Would you return the complete listing below word for word?
#####
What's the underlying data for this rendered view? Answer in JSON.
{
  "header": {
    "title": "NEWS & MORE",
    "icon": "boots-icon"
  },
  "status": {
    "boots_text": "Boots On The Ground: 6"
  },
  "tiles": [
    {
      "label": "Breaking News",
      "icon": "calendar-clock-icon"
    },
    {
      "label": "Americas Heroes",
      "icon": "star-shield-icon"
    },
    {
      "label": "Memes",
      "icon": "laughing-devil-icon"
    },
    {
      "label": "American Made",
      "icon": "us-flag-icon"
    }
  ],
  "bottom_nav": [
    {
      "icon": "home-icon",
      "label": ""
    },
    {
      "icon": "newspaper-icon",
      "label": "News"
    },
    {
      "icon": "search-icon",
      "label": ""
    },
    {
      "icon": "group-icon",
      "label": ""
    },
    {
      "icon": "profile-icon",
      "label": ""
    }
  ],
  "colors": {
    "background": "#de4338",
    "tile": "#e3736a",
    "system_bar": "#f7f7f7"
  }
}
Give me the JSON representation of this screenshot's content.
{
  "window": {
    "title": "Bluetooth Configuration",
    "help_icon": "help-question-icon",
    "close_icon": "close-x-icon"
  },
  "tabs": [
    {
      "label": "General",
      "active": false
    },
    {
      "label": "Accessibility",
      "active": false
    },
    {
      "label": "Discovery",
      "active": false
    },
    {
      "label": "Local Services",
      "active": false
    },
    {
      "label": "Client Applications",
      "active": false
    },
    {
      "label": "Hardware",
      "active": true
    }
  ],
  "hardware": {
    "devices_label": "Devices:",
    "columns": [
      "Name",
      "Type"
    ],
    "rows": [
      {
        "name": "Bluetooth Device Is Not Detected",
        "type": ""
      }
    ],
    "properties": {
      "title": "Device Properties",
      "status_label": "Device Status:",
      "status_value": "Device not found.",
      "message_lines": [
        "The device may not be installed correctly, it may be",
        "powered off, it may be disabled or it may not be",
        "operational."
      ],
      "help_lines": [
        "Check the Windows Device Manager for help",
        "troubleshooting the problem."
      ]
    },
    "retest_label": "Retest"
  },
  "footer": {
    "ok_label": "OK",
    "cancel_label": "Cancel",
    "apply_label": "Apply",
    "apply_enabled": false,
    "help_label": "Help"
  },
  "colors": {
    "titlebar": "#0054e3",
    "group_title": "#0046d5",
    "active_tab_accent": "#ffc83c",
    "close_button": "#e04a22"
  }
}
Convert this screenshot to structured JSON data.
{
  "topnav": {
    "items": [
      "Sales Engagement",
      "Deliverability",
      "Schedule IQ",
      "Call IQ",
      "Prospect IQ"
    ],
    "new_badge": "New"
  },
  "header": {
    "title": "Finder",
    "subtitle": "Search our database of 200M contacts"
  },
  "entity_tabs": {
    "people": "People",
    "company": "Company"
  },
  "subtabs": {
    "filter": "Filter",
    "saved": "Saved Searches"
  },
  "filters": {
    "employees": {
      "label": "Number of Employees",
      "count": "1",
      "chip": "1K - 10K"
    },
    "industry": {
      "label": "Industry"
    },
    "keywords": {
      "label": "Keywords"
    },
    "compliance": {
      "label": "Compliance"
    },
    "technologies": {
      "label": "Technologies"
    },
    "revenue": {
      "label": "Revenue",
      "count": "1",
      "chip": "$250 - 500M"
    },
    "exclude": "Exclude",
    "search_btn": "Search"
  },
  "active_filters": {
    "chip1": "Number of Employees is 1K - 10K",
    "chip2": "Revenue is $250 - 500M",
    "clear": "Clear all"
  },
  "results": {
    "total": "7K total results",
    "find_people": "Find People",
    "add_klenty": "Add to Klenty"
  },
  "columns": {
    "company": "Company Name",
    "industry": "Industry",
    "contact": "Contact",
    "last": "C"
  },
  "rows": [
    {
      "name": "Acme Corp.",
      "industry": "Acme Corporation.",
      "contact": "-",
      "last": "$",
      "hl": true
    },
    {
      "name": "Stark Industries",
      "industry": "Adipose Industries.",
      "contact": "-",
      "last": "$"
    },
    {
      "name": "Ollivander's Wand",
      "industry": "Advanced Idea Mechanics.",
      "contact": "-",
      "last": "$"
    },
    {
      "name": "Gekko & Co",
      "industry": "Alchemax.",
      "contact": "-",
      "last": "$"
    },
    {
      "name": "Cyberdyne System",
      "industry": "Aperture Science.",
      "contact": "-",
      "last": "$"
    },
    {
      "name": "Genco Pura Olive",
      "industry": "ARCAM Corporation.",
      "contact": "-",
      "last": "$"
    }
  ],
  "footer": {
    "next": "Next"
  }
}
#####
■ **Solution for this exercise**:
What's the underlying data for this rendered view? Answer in JSON.
{
  "header": {
    "title": "NEWS & MORE",
    "icon": "boots-icon"
  },
  "status": {
    "boots_text": "Boots On The Ground: 6"
  },
  "tiles": [
    {
      "label": "Breaking News",
      "icon": "calendar-clock-icon"
    },
    {
      "label": "Americas Heroes",
      "icon": "star-shield-icon"
    },
    {
      "label": "Memes",
      "icon": "laughing-devil-icon"
    },
    {
      "label": "American Made",
      "icon": "us-flag-icon"
    }
  ],
  "bottom_nav": [
    {
      "icon": "home-icon",
      "label": ""
    },
    {
      "icon": "newspaper-icon",
      "label": "News"
    },
    {
      "icon": "search-icon",
      "label": ""
    },
    {
      "icon": "group-icon",
      "label": ""
    },
    {
      "icon": "profile-icon",
      "label": ""
    }
  ],
  "colors": {
    "background": "#de4338",
    "tile": "#e3736a",
    "system_bar": "#f7f7f7"
  }
}
Give me the JSON representation of this screenshot's content.
{
  "window": {
    "title": "Bluetooth Configuration",
    "help_icon": "help-question-icon",
    "close_icon": "close-x-icon"
  },
  "tabs": [
    {
      "label": "General",
      "active": false
    },
    {
      "label": "Accessibility",
      "active": false
    },
    {
      "label": "Discovery",
      "active": false
    },
    {
      "label": "Local Services",
      "active": false
    },
    {
      "label": "Client Applications",
      "active": false
    },
    {
      "label": "Hardware",
      "active": true
    }
  ],
  "hardware": {
    "devices_label": "Devices:",
    "columns": [
      "Name",
      "Type"
    ],
    "rows": [
      {
        "name": "Bluetooth Device Is Not Detected",
        "type": ""
      }
    ],
    "properties": {
      "title": "Device Properties",
      "status_label": "Device Status:",
      "status_value": "Device not found.",
      "message_lines": [
        "The device may not be installed correctly, it may be",
        "powered off, it may be disabled or it may not be",
        "operational."
      ],
      "help_lines": [
        "Check the Windows Device Manager for help",
        "troubleshooting the problem."
      ]
    },
    "retest_label": "Retest"
  },
  "footer": {
    "ok_label": "OK",
    "cancel_label": "Cancel",
    "apply_label": "Apply",
    "apply_enabled": false,
    "help_label": "Help"
  },
  "colors": {
    "titlebar": "#0054e3",
    "group_title": "#0046d5",
    "active_tab_accent": "#ffc83c",
    "close_button": "#e04a22"
  }
}
Convert this screenshot to structured JSON data.
{
  "topnav": {
    "items": [
      "Sales Engagement",
      "Deliverability",
      "Schedule IQ",
      "Call IQ",
      "Prospect IQ"
    ],
    "new_badge": "New"
  },
  "header": {
    "title": "Finder",
    "subtitle": "Search our database of 200M contacts"
  },
  "entity_tabs": {
    "people": "People",
    "company": "Company"
  },
  "subtabs": {
    "filter": "Filter",
    "saved": "Saved Searches"
  },
  "filters": {
    "employees": {
      "label": "Number of Employees",
      "count": "1",
      "chip": "1K - 10K"
    },
    "industry": {
      "label": "Industry"
    },
    "keywords": {
      "label": "Keywords"
    },
    "compliance": {
      "label": "Compliance"
    },
    "technologies": {
      "label": "Technologies"
    },
    "revenue": {
      "label": "Revenue",
      "count": "1",
      "chip": "$250 - 500M"
    },
    "exclude": "Exclude",
    "search_btn": "Search"
  },
  "active_filters": {
    "chip1": "Number of Employees is 1K - 10K",
    "chip2": "Revenue is $250 - 500M",
    "clear": "Clear all"
  },
  "results": {
    "total": "7K total results",
    "find_people": "Find People",
    "add_klenty": "Add to Klenty"
  },
  "columns": {
    "company": "Company Name",
    "industry": "Industry",
    "contact": "Contact",
    "last": "C"
  },
  "rows": [
    {
      "name": "Acme Corp.",
      "industry": "Acme Corporation.",
      "contact": "-",
      "last": "$",
      "hl": true
    },
    {
      "name": "Stark Industries",
      "industry": "Adipose Industries.",
      "contact": "-",
      "last": "$"
    },
    {
      "name": "Ollivander's Wand",
      "industry": "Advanced Idea Mechanics.",
      "contact": "-",
      "last": "$"
    },
    {
      "name": "Gekko & Co",
      "industry": "Alchemax.",
      "contact": "-",
      "last": "$"
    },
    {
      "name": "Cyberdyne System",
      "industry": "Aperture Science.",
      "contact": "-",
      "last": "$"
    },
    {
      "name": "Genco Pura Olive",
      "industry": "ARCAM Corporation.",
      "contact": "-",
      "last": "$"
    }
  ],
  "footer": {
    "next": "Next"
  }
}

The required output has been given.